Records from a data source:
==========
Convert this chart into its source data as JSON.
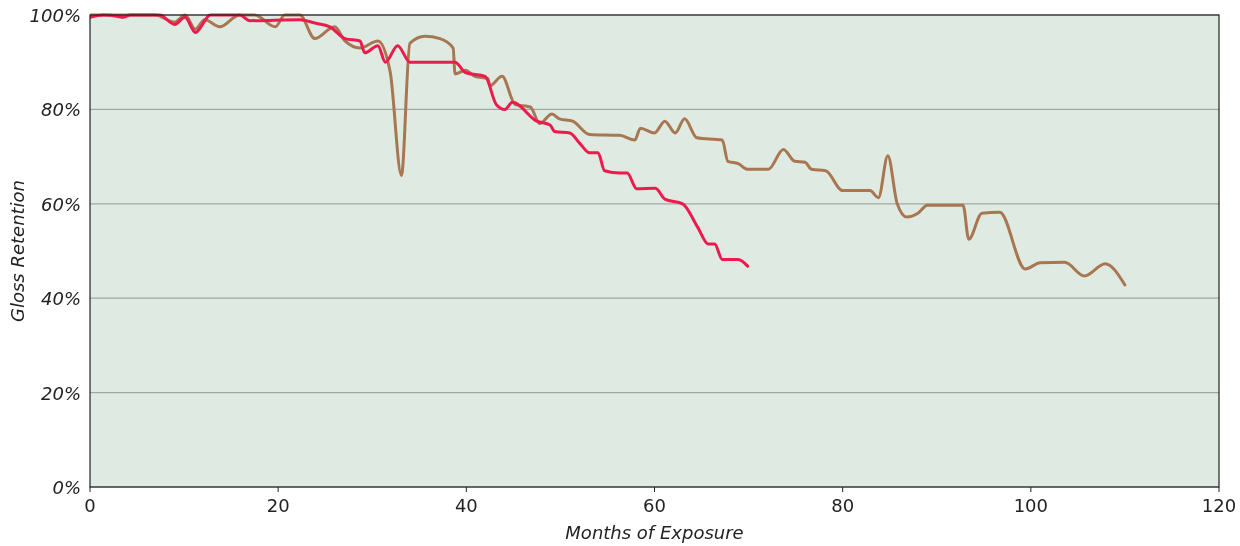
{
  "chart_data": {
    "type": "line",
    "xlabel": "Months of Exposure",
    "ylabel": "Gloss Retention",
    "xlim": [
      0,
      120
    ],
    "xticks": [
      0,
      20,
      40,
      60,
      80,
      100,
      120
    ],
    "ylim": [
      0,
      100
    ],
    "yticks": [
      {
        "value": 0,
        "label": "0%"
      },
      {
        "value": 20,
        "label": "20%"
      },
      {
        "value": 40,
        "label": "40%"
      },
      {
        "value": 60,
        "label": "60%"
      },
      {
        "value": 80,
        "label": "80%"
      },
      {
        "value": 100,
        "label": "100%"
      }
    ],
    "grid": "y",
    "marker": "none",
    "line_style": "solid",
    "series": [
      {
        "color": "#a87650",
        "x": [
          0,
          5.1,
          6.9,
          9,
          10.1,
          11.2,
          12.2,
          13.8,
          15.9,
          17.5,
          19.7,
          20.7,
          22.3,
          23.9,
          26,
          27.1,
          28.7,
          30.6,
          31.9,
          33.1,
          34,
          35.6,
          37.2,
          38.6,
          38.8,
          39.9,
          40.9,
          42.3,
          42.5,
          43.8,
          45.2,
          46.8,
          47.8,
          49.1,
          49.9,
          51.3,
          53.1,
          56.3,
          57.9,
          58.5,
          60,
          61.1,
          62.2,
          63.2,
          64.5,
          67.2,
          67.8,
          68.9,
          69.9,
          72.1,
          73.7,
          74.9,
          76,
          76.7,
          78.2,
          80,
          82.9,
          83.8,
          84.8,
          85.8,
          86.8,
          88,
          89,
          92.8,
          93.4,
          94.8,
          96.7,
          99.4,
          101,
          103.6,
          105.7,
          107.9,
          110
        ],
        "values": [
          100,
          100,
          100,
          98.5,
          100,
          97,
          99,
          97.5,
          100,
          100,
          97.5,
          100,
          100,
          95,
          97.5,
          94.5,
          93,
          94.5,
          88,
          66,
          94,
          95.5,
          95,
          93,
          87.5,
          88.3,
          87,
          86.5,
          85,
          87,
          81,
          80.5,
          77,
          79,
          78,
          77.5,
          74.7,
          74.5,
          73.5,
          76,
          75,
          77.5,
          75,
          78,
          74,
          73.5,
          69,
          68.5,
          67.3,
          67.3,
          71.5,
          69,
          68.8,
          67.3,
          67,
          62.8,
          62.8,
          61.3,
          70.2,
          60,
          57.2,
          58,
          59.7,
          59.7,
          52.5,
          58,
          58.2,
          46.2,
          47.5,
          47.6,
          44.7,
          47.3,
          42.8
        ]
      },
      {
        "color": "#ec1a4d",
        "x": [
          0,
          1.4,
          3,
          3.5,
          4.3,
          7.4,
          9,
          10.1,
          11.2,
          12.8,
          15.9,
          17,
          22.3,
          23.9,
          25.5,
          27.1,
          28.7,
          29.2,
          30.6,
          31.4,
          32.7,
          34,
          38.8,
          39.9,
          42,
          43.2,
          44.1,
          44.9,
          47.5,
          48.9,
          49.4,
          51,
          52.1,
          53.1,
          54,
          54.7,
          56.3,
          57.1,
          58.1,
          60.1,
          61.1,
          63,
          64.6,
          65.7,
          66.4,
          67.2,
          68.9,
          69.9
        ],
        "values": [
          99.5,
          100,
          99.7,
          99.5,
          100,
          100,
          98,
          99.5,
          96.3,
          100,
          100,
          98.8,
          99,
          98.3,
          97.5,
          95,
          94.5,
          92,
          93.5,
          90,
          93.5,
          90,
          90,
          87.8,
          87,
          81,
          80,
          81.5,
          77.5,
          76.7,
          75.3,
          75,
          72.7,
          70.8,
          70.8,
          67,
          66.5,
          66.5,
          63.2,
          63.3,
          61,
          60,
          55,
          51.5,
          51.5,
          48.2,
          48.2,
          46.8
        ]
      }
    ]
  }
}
==========
* _Exercise goal_: Repeat the data in full and exactly. Omit pictures.

* _Answer to the problem_:
Convert this chart into its source data as JSON.
{
  "chart_data": {
    "type": "line",
    "xlabel": "Months of Exposure",
    "ylabel": "Gloss Retention",
    "xlim": [
      0,
      120
    ],
    "xticks": [
      0,
      20,
      40,
      60,
      80,
      100,
      120
    ],
    "ylim": [
      0,
      100
    ],
    "yticks": [
      {
        "value": 0,
        "label": "0%"
      },
      {
        "value": 20,
        "label": "20%"
      },
      {
        "value": 40,
        "label": "40%"
      },
      {
        "value": 60,
        "label": "60%"
      },
      {
        "value": 80,
        "label": "80%"
      },
      {
        "value": 100,
        "label": "100%"
      }
    ],
    "grid": "y",
    "marker": "none",
    "line_style": "solid",
    "series": [
      {
        "color": "#a87650",
        "x": [
          0,
          5.1,
          6.9,
          9,
          10.1,
          11.2,
          12.2,
          13.8,
          15.9,
          17.5,
          19.7,
          20.7,
          22.3,
          23.9,
          26,
          27.1,
          28.7,
          30.6,
          31.9,
          33.1,
          34,
          35.6,
          37.2,
          38.6,
          38.8,
          39.9,
          40.9,
          42.3,
          42.5,
          43.8,
          45.2,
          46.8,
          47.8,
          49.1,
          49.9,
          51.3,
          53.1,
          56.3,
          57.9,
          58.5,
          60,
          61.1,
          62.2,
          63.2,
          64.5,
          67.2,
          67.8,
          68.9,
          69.9,
          72.1,
          73.7,
          74.9,
          76,
          76.7,
          78.2,
          80,
          82.9,
          83.8,
          84.8,
          85.8,
          86.8,
          88,
          89,
          92.8,
          93.4,
          94.8,
          96.7,
          99.4,
          101,
          103.6,
          105.7,
          107.9,
          110
        ],
        "values": [
          100,
          100,
          100,
          98.5,
          100,
          97,
          99,
          97.5,
          100,
          100,
          97.5,
          100,
          100,
          95,
          97.5,
          94.5,
          93,
          94.5,
          88,
          66,
          94,
          95.5,
          95,
          93,
          87.5,
          88.3,
          87,
          86.5,
          85,
          87,
          81,
          80.5,
          77,
          79,
          78,
          77.5,
          74.7,
          74.5,
          73.5,
          76,
          75,
          77.5,
          75,
          78,
          74,
          73.5,
          69,
          68.5,
          67.3,
          67.3,
          71.5,
          69,
          68.8,
          67.3,
          67,
          62.8,
          62.8,
          61.3,
          70.2,
          60,
          57.2,
          58,
          59.7,
          59.7,
          52.5,
          58,
          58.2,
          46.2,
          47.5,
          47.6,
          44.7,
          47.3,
          42.8
        ]
      },
      {
        "color": "#ec1a4d",
        "x": [
          0,
          1.4,
          3,
          3.5,
          4.3,
          7.4,
          9,
          10.1,
          11.2,
          12.8,
          15.9,
          17,
          22.3,
          23.9,
          25.5,
          27.1,
          28.7,
          29.2,
          30.6,
          31.4,
          32.7,
          34,
          38.8,
          39.9,
          42,
          43.2,
          44.1,
          44.9,
          47.5,
          48.9,
          49.4,
          51,
          52.1,
          53.1,
          54,
          54.7,
          56.3,
          57.1,
          58.1,
          60.1,
          61.1,
          63,
          64.6,
          65.7,
          66.4,
          67.2,
          68.9,
          69.9
        ],
        "values": [
          99.5,
          100,
          99.7,
          99.5,
          100,
          100,
          98,
          99.5,
          96.3,
          100,
          100,
          98.8,
          99,
          98.3,
          97.5,
          95,
          94.5,
          92,
          93.5,
          90,
          93.5,
          90,
          90,
          87.8,
          87,
          81,
          80,
          81.5,
          77.5,
          76.7,
          75.3,
          75,
          72.7,
          70.8,
          70.8,
          67,
          66.5,
          66.5,
          63.2,
          63.3,
          61,
          60,
          55,
          51.5,
          51.5,
          48.2,
          48.2,
          46.8
        ]
      }
    ]
  }
}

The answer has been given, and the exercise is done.